**Data entries for graphics:**

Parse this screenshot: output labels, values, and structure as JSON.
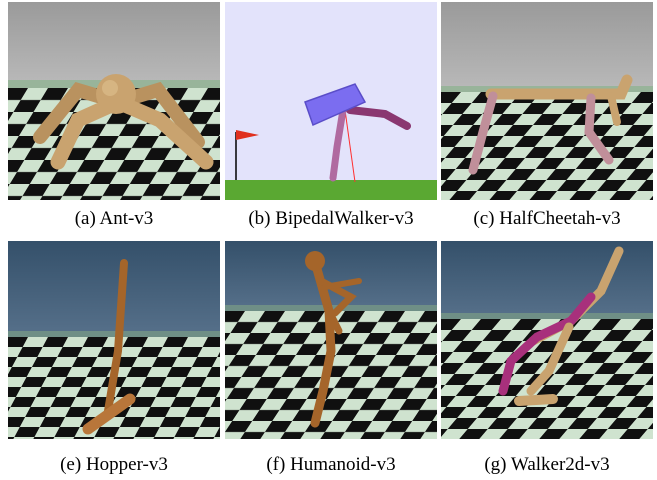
{
  "figure": {
    "panels": [
      {
        "id": "a",
        "caption": "(a)  Ant-v3",
        "scene": "ant-robot"
      },
      {
        "id": "b",
        "caption": "(b)  BipedalWalker-v3",
        "scene": "bipedal-walker"
      },
      {
        "id": "c",
        "caption": "(c)  HalfCheetah-v3",
        "scene": "half-cheetah-robot"
      },
      {
        "id": "e",
        "caption": "(e)  Hopper-v3",
        "scene": "hopper-robot"
      },
      {
        "id": "f",
        "caption": "(f)  Humanoid-v3",
        "scene": "humanoid-robot"
      },
      {
        "id": "g",
        "caption": "(g)  Walker2d-v3",
        "scene": "walker2d-robot"
      }
    ]
  },
  "colors": {
    "gray_sky": "#a8a8a8",
    "blue_sky": "#3e5a73",
    "floor_light": "#cfe3cf",
    "floor_dark": "#101010",
    "robot_tan": "#c9a36f",
    "robot_brown": "#a5652a",
    "walker_purple": "#7b6df0",
    "walker_magenta": "#a8307c",
    "bipedal_bg": "#e3e3fb",
    "bipedal_ground": "#5aa832",
    "flag_red": "#e0301e"
  }
}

**Written instruction:** Leaving aside the images, write out the entries above word for word.

**Problem solution:**
Parse this screenshot: output labels, values, and structure as JSON.
{
  "figure": {
    "panels": [
      {
        "id": "a",
        "caption": "(a)  Ant-v3",
        "scene": "ant-robot"
      },
      {
        "id": "b",
        "caption": "(b)  BipedalWalker-v3",
        "scene": "bipedal-walker"
      },
      {
        "id": "c",
        "caption": "(c)  HalfCheetah-v3",
        "scene": "half-cheetah-robot"
      },
      {
        "id": "e",
        "caption": "(e)  Hopper-v3",
        "scene": "hopper-robot"
      },
      {
        "id": "f",
        "caption": "(f)  Humanoid-v3",
        "scene": "humanoid-robot"
      },
      {
        "id": "g",
        "caption": "(g)  Walker2d-v3",
        "scene": "walker2d-robot"
      }
    ]
  },
  "colors": {
    "gray_sky": "#a8a8a8",
    "blue_sky": "#3e5a73",
    "floor_light": "#cfe3cf",
    "floor_dark": "#101010",
    "robot_tan": "#c9a36f",
    "robot_brown": "#a5652a",
    "walker_purple": "#7b6df0",
    "walker_magenta": "#a8307c",
    "bipedal_bg": "#e3e3fb",
    "bipedal_ground": "#5aa832",
    "flag_red": "#e0301e"
  }
}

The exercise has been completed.